▶ **PROVIDED DATA**:
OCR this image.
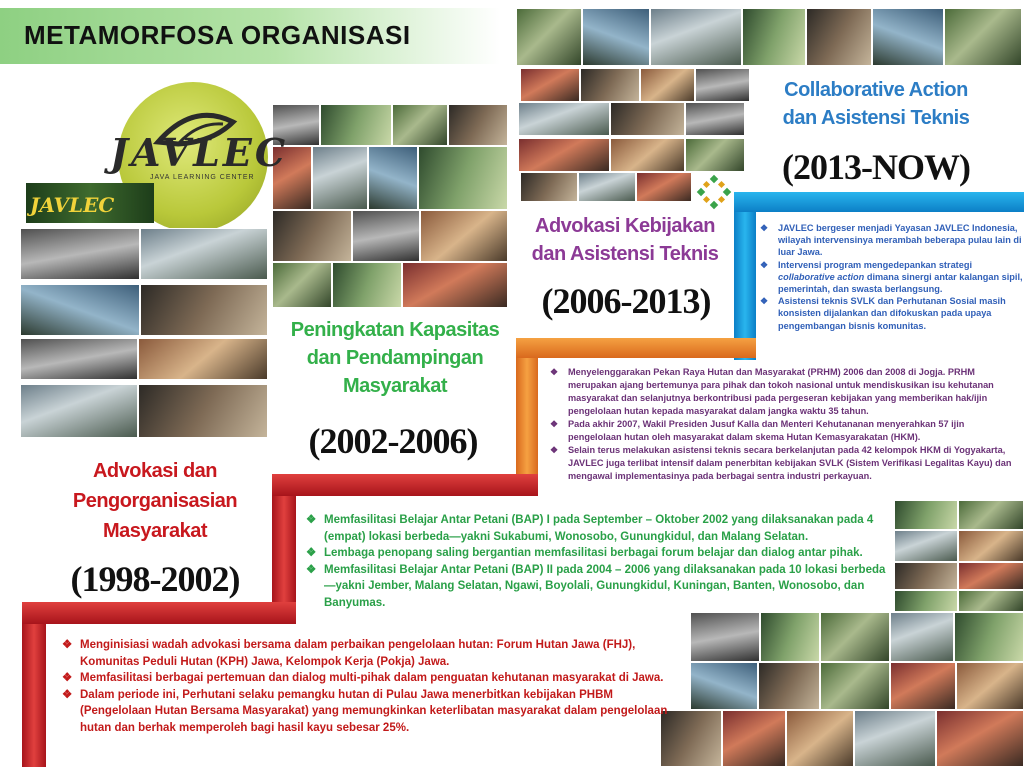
METAMORFOSA ORGANISASI
JAVLEC
JAVA LEARNING CENTER
JAVLEC
Advokasi dan
Pengorganisasian
Masyarakat
(1998-2002)
Peningkatan Kapasitas
dan Pendampingan
Masyarakat
(2002-2006)
Advokasi Kebijakan
dan Asistensi Teknis
(2006-2013)
Collaborative Action
dan Asistensi Teknis
(2013-NOW)
❖ JAVLEC bergeser menjadi Yayasan JAVLEC Indonesia, wilayah intervensinya merambah beberapa pulau lain di luar Jawa.
❖ Intervensi program mengedepankan strategi collaborative action dimana sinergi antar kalangan sipil, pemerintah, dan swasta berlangsung.
❖ Asistensi teknis SVLK dan Perhutanan Sosial masih konsisten dijalankan dan difokuskan pada upaya pengembangan bisnis komunitas.
❖ Menyelenggarakan Pekan Raya Hutan dan Masyarakat (PRHM) 2006 dan 2008 di Jogja. PRHM merupakan ajang bertemunya para pihak dan tokoh nasional untuk mendiskusikan isu kehutanan masyarakat dan selanjutnya berkontribusi pada pergeseran kebijakan yang memberikan hak/ijin pengelolaan hutan kepada masyarakat dalam jangka waktu 35 tahun.
❖ Pada akhir 2007, Wakil Presiden Jusuf Kalla dan Menteri Kehutananan menyerahkan 57 ijin pengelolaan hutan oleh masyarakat dalam skema Hutan Kemasyarakatan (HKM).
❖ Selain terus melakukan asistensi teknis secara berkelanjutan pada 42 kelompok HKM di Yogyakarta, JAVLEC juga terlibat intensif dalam penerbitan kebijakan SVLK (Sistem Verifikasi Legalitas Kayu) dan mengawal implementasinya pada berbagai sentra industri perkayuan.
❖ Memfasilitasi Belajar Antar Petani (BAP) I pada September – Oktober 2002 yang dilaksanakan pada 4 (empat) lokasi berbeda—yakni Sukabumi, Wonosobo, Gunungkidul, dan Malang Selatan.
❖ Lembaga penopang saling bergantian memfasilitasi berbagai forum belajar dan dialog antar pihak.
❖ Memfasilitasi Belajar Antar Petani (BAP) II pada 2004 – 2006 yang dilaksanakan pada 10 lokasi berbeda—yakni Jember, Malang Selatan, Ngawi, Boyolali, Gunungkidul, Kuningan, Banten, Wonosobo, dan Banyumas.
❖ Menginisiasi wadah advokasi bersama dalam perbaikan pengelolaan hutan: Forum Hutan Jawa (FHJ), Komunitas Peduli Hutan (KPH) Jawa, Kelompok Kerja (Pokja) Jawa.
❖ Memfasilitasi berbagai pertemuan dan dialog multi-pihak dalam penguatan kehutanan masyarakat di Jawa.
❖ Dalam periode ini, Perhutani selaku pemangku hutan di Pulau Jawa menerbitkan kebijakan PHBM (Pengelolaan Hutan Bersama Masyarakat) yang memungkinkan keterlibatan masyarakat dalam pengelolaan hutan dan berhak memperoleh bagi hasil kayu sebesar 25%.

▶ **WHAT THIS TASK INVOLVES**: Write out the listing above again, exactly, but with no pictures in the copy.

▶ **WORKED SOLUTION**:
OCR this image.
METAMORFOSA ORGANISASI
JAVLEC
JAVA LEARNING CENTER
JAVLEC
Advokasi dan
Pengorganisasian
Masyarakat
(1998-2002)
Peningkatan Kapasitas
dan Pendampingan
Masyarakat
(2002-2006)
Advokasi Kebijakan
dan Asistensi Teknis
(2006-2013)
Collaborative Action
dan Asistensi Teknis
(2013-NOW)
❖ JAVLEC bergeser menjadi Yayasan JAVLEC Indonesia, wilayah intervensinya merambah beberapa pulau lain di luar Jawa.
❖ Intervensi program mengedepankan strategi collaborative action dimana sinergi antar kalangan sipil, pemerintah, dan swasta berlangsung.
❖ Asistensi teknis SVLK dan Perhutanan Sosial masih konsisten dijalankan dan difokuskan pada upaya pengembangan bisnis komunitas.
❖ Menyelenggarakan Pekan Raya Hutan dan Masyarakat (PRHM) 2006 dan 2008 di Jogja. PRHM merupakan ajang bertemunya para pihak dan tokoh nasional untuk mendiskusikan isu kehutanan masyarakat dan selanjutnya berkontribusi pada pergeseran kebijakan yang memberikan hak/ijin pengelolaan hutan kepada masyarakat dalam jangka waktu 35 tahun.
❖ Pada akhir 2007, Wakil Presiden Jusuf Kalla dan Menteri Kehutananan menyerahkan 57 ijin pengelolaan hutan oleh masyarakat dalam skema Hutan Kemasyarakatan (HKM).
❖ Selain terus melakukan asistensi teknis secara berkelanjutan pada 42 kelompok HKM di Yogyakarta, JAVLEC juga terlibat intensif dalam penerbitan kebijakan SVLK (Sistem Verifikasi Legalitas Kayu) dan mengawal implementasinya pada berbagai sentra industri perkayuan.
❖ Memfasilitasi Belajar Antar Petani (BAP) I pada September – Oktober 2002 yang dilaksanakan pada 4 (empat) lokasi berbeda—yakni Sukabumi, Wonosobo, Gunungkidul, dan Malang Selatan.
❖ Lembaga penopang saling bergantian memfasilitasi berbagai forum belajar dan dialog antar pihak.
❖ Memfasilitasi Belajar Antar Petani (BAP) II pada 2004 – 2006 yang dilaksanakan pada 10 lokasi berbeda—yakni Jember, Malang Selatan, Ngawi, Boyolali, Gunungkidul, Kuningan, Banten, Wonosobo, dan Banyumas.
❖ Menginisiasi wadah advokasi bersama dalam perbaikan pengelolaan hutan: Forum Hutan Jawa (FHJ), Komunitas Peduli Hutan (KPH) Jawa, Kelompok Kerja (Pokja) Jawa.
❖ Memfasilitasi berbagai pertemuan dan dialog multi-pihak dalam penguatan kehutanan masyarakat di Jawa.
❖ Dalam periode ini, Perhutani selaku pemangku hutan di Pulau Jawa menerbitkan kebijakan PHBM (Pengelolaan Hutan Bersama Masyarakat) yang memungkinkan keterlibatan masyarakat dalam pengelolaan hutan dan berhak memperoleh bagi hasil kayu sebesar 25%.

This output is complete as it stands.